Travail demandé:
[1] D'après l'extrait, à quelle date le préfet de Mayotte a-t-il pris l'arrêté faisant obligation à M. A... de quitter le territoire français ?
[2] En vous appuyant sur l'extrait, expliquez pourquoi la demande de suspension de l'obligation de quitter le territoire français est jugée entachée d'irrecevabilité manifeste.
[3] Recopiez, s'il vous plaît, sans rien modifier, le passage de l'extrait qui s'ouvre sur les mots « 5. M. A...n'invoque » et se termine par « suite être accueillies. ».

Extrait du texte:
>>>>

5. M. A...n'invoque aucun changement dans les circonstances de droit ou de fait survenu postérieurement à l'intervention de l'arrêté portant obligation de quitter le territoire français qui serait susceptible de faire obstacle à son exécution normale. Il s'ensuit que la demande de suspension à l'encontre de l'arrêté du 22 mars 2018 par lequel le préfet de Mayotte lui a fait obligation de quitter le territoire français présentée par M.A..., sur le fondement de l'article L. 521-1 du code de justice administrative, est entachée d'irrecevabilité manifeste. Elles ne peuvent par suite être accueillies.
Sur les conclusions tendant à la suspension de l'arrêté du 22 mars 2018 en tant qu'elles porte interdiction de retour sur le territoire français :
6. Aux termes de l'article L. 521-1 du code de justice administrative : " Quand une décision administrative, même de rejet, fait l'objet d'une requête en annulation ou en réformation, le juge des référés, saisi d'une demande en ce sens, peut ordonner la suspension de l'exécution de cette décision, ou de certains de ses effets, lorsque l'urgence le justifie et qu'il est fait état d'un moyen propre à créer, en l'état de l'instruction, un doute sérieux quant à la légalité de la décision (...) ".

<<<<

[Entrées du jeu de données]
>>>>

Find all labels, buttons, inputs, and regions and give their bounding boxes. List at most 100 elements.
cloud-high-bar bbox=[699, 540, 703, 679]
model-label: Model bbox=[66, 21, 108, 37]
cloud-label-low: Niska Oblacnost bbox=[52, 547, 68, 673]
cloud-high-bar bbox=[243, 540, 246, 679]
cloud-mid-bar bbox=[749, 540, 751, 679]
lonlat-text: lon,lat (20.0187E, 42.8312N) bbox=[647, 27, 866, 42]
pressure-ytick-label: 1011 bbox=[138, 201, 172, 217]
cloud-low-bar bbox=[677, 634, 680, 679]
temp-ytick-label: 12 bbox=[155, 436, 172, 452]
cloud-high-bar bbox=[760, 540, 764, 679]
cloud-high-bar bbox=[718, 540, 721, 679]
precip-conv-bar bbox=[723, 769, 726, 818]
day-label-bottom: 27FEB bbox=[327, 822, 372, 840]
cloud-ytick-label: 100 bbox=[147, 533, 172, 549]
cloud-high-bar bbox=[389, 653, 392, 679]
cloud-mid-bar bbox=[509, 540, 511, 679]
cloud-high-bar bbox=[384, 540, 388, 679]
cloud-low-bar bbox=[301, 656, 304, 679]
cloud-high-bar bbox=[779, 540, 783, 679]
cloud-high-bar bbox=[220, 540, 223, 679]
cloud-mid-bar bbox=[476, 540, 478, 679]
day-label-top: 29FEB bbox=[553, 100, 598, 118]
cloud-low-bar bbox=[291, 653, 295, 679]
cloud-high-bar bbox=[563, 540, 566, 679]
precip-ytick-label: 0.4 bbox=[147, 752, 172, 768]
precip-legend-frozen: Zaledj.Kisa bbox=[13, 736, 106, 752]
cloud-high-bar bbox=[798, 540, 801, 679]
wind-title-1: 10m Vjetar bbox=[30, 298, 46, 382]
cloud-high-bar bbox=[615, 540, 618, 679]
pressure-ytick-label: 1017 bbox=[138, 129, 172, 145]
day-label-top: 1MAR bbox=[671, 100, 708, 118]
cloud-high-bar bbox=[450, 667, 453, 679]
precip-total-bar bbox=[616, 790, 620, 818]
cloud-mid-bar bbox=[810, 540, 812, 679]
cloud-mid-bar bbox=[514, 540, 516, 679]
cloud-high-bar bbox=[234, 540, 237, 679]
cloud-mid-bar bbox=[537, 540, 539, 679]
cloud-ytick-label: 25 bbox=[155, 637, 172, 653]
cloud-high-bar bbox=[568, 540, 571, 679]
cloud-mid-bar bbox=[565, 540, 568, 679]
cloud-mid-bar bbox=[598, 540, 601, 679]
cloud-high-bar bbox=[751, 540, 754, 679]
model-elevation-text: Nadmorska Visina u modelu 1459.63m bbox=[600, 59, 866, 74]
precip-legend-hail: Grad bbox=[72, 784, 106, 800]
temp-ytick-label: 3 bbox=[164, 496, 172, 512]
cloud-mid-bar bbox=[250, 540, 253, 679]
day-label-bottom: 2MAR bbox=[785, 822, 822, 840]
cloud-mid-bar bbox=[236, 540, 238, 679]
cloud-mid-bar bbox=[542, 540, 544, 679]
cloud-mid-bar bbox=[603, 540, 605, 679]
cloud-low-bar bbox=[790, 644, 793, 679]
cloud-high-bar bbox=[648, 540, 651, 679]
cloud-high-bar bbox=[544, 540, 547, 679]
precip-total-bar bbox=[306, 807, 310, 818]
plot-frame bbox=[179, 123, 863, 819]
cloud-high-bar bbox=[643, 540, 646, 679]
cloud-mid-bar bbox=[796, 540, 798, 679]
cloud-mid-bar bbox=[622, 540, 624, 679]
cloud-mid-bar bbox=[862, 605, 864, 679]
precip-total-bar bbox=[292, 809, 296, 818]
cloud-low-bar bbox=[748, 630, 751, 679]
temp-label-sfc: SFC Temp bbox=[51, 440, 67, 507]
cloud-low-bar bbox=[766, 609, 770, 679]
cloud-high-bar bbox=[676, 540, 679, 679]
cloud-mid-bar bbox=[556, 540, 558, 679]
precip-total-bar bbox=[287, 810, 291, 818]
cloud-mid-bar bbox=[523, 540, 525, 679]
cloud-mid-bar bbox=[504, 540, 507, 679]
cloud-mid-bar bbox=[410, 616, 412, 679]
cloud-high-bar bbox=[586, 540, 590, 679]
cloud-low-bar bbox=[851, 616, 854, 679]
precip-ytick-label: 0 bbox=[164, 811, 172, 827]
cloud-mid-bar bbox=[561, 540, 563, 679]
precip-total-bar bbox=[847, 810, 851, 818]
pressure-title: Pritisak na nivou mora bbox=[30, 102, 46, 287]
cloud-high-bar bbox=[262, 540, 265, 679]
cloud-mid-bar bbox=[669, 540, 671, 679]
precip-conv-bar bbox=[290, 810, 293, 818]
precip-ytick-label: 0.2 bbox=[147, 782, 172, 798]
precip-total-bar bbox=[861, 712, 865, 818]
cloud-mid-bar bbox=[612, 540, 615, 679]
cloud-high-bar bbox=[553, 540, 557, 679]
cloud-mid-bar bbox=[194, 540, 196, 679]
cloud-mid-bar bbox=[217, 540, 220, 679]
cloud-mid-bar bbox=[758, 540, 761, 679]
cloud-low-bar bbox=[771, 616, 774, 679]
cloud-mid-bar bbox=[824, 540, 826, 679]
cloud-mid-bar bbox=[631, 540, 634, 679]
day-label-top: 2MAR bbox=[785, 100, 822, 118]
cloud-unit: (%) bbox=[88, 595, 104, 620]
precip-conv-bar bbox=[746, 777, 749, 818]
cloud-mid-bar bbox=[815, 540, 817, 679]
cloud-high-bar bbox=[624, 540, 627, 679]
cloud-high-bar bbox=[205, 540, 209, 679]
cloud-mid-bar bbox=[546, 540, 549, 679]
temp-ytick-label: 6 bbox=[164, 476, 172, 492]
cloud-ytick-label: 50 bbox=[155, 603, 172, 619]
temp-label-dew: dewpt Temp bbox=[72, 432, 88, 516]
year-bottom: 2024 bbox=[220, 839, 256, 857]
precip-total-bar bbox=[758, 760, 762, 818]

<<<<

Réponses attendues:
[1] Le 22 mars 2018.

[2] M. A... n'invoque aucun changement dans les circonstances de droit ou de fait qui serait survenu après l'arrêté portant obligation de quitter le territoire français et qui pourrait faire obstacle à son exécution normale. C'est pourquoi sa demande de suspension, fondée sur l'article L. 521-1 du code de justice administrative, est entachée d'irrecevabilité manifeste.

[3]
5. M. A...n'invoque aucun changement dans les circonstances de droit ou de fait survenu postérieurement à l'intervention de l'arrêté portant obligation de quitter le territoire français qui serait susceptible de faire obstacle à son exécution normale. Il s'ensuit que la demande de suspension à l'encontre de l'arrêté du 22 mars 2018 par lequel le préfet de Mayotte lui a fait obligation de quitter le territoire français présentée par M.A..., sur le fondement de l'article L. 521-1 du code de justice administrative, est entachée d'irrecevabilité manifeste. Elles ne peuvent par suite être accueillies.